**STATED TASK**. Below is a block of records; repeat all of them exactly.

---

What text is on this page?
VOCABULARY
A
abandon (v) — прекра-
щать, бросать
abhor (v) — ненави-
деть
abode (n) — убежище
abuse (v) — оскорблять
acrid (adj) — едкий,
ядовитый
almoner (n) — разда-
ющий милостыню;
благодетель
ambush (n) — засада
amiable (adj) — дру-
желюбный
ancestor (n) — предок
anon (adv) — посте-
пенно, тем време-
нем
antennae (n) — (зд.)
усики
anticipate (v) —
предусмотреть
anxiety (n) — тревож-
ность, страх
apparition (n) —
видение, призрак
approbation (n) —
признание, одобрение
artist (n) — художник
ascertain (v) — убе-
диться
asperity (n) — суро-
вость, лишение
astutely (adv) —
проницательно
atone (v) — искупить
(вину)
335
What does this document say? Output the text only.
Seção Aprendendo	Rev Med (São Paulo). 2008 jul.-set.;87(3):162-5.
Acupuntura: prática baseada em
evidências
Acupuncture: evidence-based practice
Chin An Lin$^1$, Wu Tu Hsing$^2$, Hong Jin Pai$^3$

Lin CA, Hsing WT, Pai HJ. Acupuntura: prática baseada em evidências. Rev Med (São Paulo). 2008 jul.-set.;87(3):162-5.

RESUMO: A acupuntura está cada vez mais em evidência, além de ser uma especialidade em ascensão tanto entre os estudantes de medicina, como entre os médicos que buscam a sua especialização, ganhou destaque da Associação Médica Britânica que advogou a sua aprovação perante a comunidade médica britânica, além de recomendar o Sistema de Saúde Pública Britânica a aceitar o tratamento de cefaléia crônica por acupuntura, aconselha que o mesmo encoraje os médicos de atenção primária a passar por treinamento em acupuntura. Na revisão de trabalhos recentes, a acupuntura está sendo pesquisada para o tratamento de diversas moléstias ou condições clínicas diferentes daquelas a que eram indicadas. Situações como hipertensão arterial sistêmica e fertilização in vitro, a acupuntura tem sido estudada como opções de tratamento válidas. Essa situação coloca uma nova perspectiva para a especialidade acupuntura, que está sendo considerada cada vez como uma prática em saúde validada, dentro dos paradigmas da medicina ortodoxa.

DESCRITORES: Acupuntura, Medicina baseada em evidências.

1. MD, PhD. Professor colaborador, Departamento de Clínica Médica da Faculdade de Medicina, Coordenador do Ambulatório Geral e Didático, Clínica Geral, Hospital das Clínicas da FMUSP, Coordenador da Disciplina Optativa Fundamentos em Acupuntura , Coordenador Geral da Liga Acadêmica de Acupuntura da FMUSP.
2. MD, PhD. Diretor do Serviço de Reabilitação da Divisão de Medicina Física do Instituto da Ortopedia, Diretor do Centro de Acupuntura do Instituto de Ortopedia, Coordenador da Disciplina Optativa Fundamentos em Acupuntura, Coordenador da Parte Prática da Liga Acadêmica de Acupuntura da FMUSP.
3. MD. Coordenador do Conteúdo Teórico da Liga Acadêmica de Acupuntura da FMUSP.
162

---

**RESULT**.
What text is on this page?
VOCABULARY
A
abandon (v) — прекра-
щать, бросать
abhor (v) — ненави-
деть
abode (n) — убежище
abuse (v) — оскорблять
acrid (adj) — едкий,
ядовитый
almoner (n) — разда-
ющий милостыню;
благодетель
ambush (n) — засада
amiable (adj) — дру-
желюбный
ancestor (n) — предок
anon (adv) — посте-
пенно, тем време-
нем
antennae (n) — (зд.)
усики
anticipate (v) —
предусмотреть
anxiety (n) — тревож-
ность, страх
apparition (n) —
видение, призрак
approbation (n) —
признание, одобрение
artist (n) — художник
ascertain (v) — убе-
диться
asperity (n) — суро-
вость, лишение
astutely (adv) —
проницательно
atone (v) — искупить
(вину)
335
What does this document say? Output the text only.
Seção Aprendendo	Rev Med (São Paulo). 2008 jul.-set.;87(3):162-5.
Acupuntura: prática baseada em
evidências
Acupuncture: evidence-based practice
Chin An Lin$^1$, Wu Tu Hsing$^2$, Hong Jin Pai$^3$

Lin CA, Hsing WT, Pai HJ. Acupuntura: prática baseada em evidências. Rev Med (São Paulo). 2008 jul.-set.;87(3):162-5.

RESUMO: A acupuntura está cada vez mais em evidência, além de ser uma especialidade em ascensão tanto entre os estudantes de medicina, como entre os médicos que buscam a sua especialização, ganhou destaque da Associação Médica Britânica que advogou a sua aprovação perante a comunidade médica britânica, além de recomendar o Sistema de Saúde Pública Britânica a aceitar o tratamento de cefaléia crônica por acupuntura, aconselha que o mesmo encoraje os médicos de atenção primária a passar por treinamento em acupuntura. Na revisão de trabalhos recentes, a acupuntura está sendo pesquisada para o tratamento de diversas moléstias ou condições clínicas diferentes daquelas a que eram indicadas. Situações como hipertensão arterial sistêmica e fertilização in vitro, a acupuntura tem sido estudada como opções de tratamento válidas. Essa situação coloca uma nova perspectiva para a especialidade acupuntura, que está sendo considerada cada vez como uma prática em saúde validada, dentro dos paradigmas da medicina ortodoxa.

DESCRITORES: Acupuntura, Medicina baseada em evidências.

1. MD, PhD. Professor colaborador, Departamento de Clínica Médica da Faculdade de Medicina, Coordenador do Ambulatório Geral e Didático, Clínica Geral, Hospital das Clínicas da FMUSP, Coordenador da Disciplina Optativa Fundamentos em Acupuntura , Coordenador Geral da Liga Acadêmica de Acupuntura da FMUSP.
2. MD, PhD. Diretor do Serviço de Reabilitação da Divisão de Medicina Física do Instituto da Ortopedia, Diretor do Centro de Acupuntura do Instituto de Ortopedia, Coordenador da Disciplina Optativa Fundamentos em Acupuntura, Coordenador da Parte Prática da Liga Acadêmica de Acupuntura da FMUSP.
3. MD. Coordenador do Conteúdo Teórico da Liga Acadêmica de Acupuntura da FMUSP.
162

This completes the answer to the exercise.